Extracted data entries
** start **

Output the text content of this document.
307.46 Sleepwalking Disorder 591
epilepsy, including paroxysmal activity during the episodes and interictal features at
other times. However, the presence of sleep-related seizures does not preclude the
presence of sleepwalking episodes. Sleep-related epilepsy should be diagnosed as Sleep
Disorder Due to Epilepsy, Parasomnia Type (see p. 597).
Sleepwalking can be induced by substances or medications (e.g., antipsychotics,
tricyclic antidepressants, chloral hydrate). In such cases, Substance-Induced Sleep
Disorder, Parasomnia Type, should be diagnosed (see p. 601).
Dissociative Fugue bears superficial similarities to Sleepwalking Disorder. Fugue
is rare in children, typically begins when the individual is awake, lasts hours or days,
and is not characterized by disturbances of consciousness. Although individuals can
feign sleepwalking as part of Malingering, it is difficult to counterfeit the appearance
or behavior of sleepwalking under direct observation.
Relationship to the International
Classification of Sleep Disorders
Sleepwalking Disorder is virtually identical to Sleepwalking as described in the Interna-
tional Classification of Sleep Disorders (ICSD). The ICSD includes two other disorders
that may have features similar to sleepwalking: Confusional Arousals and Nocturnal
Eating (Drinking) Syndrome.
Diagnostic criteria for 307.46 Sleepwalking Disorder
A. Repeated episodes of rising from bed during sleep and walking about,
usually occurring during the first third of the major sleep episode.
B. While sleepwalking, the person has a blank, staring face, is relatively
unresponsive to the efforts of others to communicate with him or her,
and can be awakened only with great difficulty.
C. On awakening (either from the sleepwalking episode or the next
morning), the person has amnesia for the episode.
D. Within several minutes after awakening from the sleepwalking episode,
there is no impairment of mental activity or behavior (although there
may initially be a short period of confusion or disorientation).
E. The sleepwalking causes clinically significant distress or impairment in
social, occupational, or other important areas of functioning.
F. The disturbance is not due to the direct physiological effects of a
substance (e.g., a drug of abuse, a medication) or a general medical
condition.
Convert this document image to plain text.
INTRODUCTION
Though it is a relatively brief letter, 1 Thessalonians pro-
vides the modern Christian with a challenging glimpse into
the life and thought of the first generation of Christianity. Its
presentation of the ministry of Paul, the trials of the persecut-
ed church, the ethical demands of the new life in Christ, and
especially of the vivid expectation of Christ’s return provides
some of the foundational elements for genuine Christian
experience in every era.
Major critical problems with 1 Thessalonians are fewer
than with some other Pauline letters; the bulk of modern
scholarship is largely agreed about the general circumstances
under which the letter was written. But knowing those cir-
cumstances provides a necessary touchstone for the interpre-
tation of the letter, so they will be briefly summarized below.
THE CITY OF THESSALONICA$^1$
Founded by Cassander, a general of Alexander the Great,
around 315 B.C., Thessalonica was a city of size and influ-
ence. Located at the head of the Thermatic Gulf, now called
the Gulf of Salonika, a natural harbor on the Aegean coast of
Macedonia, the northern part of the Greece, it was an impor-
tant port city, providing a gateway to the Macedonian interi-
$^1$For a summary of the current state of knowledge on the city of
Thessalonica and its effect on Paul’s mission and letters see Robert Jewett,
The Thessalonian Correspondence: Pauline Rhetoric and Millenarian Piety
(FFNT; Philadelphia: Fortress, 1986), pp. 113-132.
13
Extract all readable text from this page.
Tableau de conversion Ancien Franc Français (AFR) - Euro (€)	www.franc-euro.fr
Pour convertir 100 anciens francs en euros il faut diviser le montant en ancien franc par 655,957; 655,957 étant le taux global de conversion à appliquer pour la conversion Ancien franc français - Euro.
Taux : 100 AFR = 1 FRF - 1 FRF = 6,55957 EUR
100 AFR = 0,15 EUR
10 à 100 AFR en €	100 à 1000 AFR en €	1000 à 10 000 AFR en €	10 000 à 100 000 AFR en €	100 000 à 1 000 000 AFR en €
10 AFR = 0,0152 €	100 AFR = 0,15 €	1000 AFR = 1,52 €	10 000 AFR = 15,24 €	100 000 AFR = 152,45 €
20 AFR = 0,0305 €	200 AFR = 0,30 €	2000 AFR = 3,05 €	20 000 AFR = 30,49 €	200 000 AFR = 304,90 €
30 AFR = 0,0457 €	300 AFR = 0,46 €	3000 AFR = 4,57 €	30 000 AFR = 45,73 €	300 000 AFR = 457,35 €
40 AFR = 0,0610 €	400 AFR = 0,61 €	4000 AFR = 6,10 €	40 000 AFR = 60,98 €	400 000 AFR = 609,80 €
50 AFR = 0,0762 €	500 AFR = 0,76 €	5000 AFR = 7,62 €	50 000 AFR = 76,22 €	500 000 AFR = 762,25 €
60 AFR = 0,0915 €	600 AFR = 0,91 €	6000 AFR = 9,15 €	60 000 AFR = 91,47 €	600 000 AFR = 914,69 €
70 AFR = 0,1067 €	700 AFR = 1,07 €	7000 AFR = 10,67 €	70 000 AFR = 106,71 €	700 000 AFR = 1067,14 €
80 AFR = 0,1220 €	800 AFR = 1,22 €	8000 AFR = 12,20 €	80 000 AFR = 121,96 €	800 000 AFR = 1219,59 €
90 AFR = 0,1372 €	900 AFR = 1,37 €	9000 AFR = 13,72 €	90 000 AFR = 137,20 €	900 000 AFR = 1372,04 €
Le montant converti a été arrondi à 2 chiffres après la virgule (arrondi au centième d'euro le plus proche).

** end **

- GIVEN EXERCISE: Every entry should be printed again exactly as it stands.

- SOLUTION FOR THIS EXERCISE:
Output the text content of this document.
307.46 Sleepwalking Disorder 591
epilepsy, including paroxysmal activity during the episodes and interictal features at
other times. However, the presence of sleep-related seizures does not preclude the
presence of sleepwalking episodes. Sleep-related epilepsy should be diagnosed as Sleep
Disorder Due to Epilepsy, Parasomnia Type (see p. 597).
Sleepwalking can be induced by substances or medications (e.g., antipsychotics,
tricyclic antidepressants, chloral hydrate). In such cases, Substance-Induced Sleep
Disorder, Parasomnia Type, should be diagnosed (see p. 601).
Dissociative Fugue bears superficial similarities to Sleepwalking Disorder. Fugue
is rare in children, typically begins when the individual is awake, lasts hours or days,
and is not characterized by disturbances of consciousness. Although individuals can
feign sleepwalking as part of Malingering, it is difficult to counterfeit the appearance
or behavior of sleepwalking under direct observation.
Relationship to the International
Classification of Sleep Disorders
Sleepwalking Disorder is virtually identical to Sleepwalking as described in the Interna-
tional Classification of Sleep Disorders (ICSD). The ICSD includes two other disorders
that may have features similar to sleepwalking: Confusional Arousals and Nocturnal
Eating (Drinking) Syndrome.
Diagnostic criteria for 307.46 Sleepwalking Disorder
A. Repeated episodes of rising from bed during sleep and walking about,
usually occurring during the first third of the major sleep episode.
B. While sleepwalking, the person has a blank, staring face, is relatively
unresponsive to the efforts of others to communicate with him or her,
and can be awakened only with great difficulty.
C. On awakening (either from the sleepwalking episode or the next
morning), the person has amnesia for the episode.
D. Within several minutes after awakening from the sleepwalking episode,
there is no impairment of mental activity or behavior (although there
may initially be a short period of confusion or disorientation).
E. The sleepwalking causes clinically significant distress or impairment in
social, occupational, or other important areas of functioning.
F. The disturbance is not due to the direct physiological effects of a
substance (e.g., a drug of abuse, a medication) or a general medical
condition.
Convert this document image to plain text.
INTRODUCTION
Though it is a relatively brief letter, 1 Thessalonians pro-
vides the modern Christian with a challenging glimpse into
the life and thought of the first generation of Christianity. Its
presentation of the ministry of Paul, the trials of the persecut-
ed church, the ethical demands of the new life in Christ, and
especially of the vivid expectation of Christ’s return provides
some of the foundational elements for genuine Christian
experience in every era.
Major critical problems with 1 Thessalonians are fewer
than with some other Pauline letters; the bulk of modern
scholarship is largely agreed about the general circumstances
under which the letter was written. But knowing those cir-
cumstances provides a necessary touchstone for the interpre-
tation of the letter, so they will be briefly summarized below.
THE CITY OF THESSALONICA$^1$
Founded by Cassander, a general of Alexander the Great,
around 315 B.C., Thessalonica was a city of size and influ-
ence. Located at the head of the Thermatic Gulf, now called
the Gulf of Salonika, a natural harbor on the Aegean coast of
Macedonia, the northern part of the Greece, it was an impor-
tant port city, providing a gateway to the Macedonian interi-
$^1$For a summary of the current state of knowledge on the city of
Thessalonica and its effect on Paul’s mission and letters see Robert Jewett,
The Thessalonian Correspondence: Pauline Rhetoric and Millenarian Piety
(FFNT; Philadelphia: Fortress, 1986), pp. 113-132.
13
Extract all readable text from this page.
Tableau de conversion Ancien Franc Français (AFR) - Euro (€)	www.franc-euro.fr
Pour convertir 100 anciens francs en euros il faut diviser le montant en ancien franc par 655,957; 655,957 étant le taux global de conversion à appliquer pour la conversion Ancien franc français - Euro.
Taux : 100 AFR = 1 FRF - 1 FRF = 6,55957 EUR
100 AFR = 0,15 EUR
10 à 100 AFR en €	100 à 1000 AFR en €	1000 à 10 000 AFR en €	10 000 à 100 000 AFR en €	100 000 à 1 000 000 AFR en €
10 AFR = 0,0152 €	100 AFR = 0,15 €	1000 AFR = 1,52 €	10 000 AFR = 15,24 €	100 000 AFR = 152,45 €
20 AFR = 0,0305 €	200 AFR = 0,30 €	2000 AFR = 3,05 €	20 000 AFR = 30,49 €	200 000 AFR = 304,90 €
30 AFR = 0,0457 €	300 AFR = 0,46 €	3000 AFR = 4,57 €	30 000 AFR = 45,73 €	300 000 AFR = 457,35 €
40 AFR = 0,0610 €	400 AFR = 0,61 €	4000 AFR = 6,10 €	40 000 AFR = 60,98 €	400 000 AFR = 609,80 €
50 AFR = 0,0762 €	500 AFR = 0,76 €	5000 AFR = 7,62 €	50 000 AFR = 76,22 €	500 000 AFR = 762,25 €
60 AFR = 0,0915 €	600 AFR = 0,91 €	6000 AFR = 9,15 €	60 000 AFR = 91,47 €	600 000 AFR = 914,69 €
70 AFR = 0,1067 €	700 AFR = 1,07 €	7000 AFR = 10,67 €	70 000 AFR = 106,71 €	700 000 AFR = 1067,14 €
80 AFR = 0,1220 €	800 AFR = 1,22 €	8000 AFR = 12,20 €	80 000 AFR = 121,96 €	800 000 AFR = 1219,59 €
90 AFR = 0,1372 €	900 AFR = 1,37 €	9000 AFR = 13,72 €	90 000 AFR = 137,20 €	900 000 AFR = 1372,04 €
Le montant converti a été arrondi à 2 chiffres après la virgule (arrondi au centième d'euro le plus proche).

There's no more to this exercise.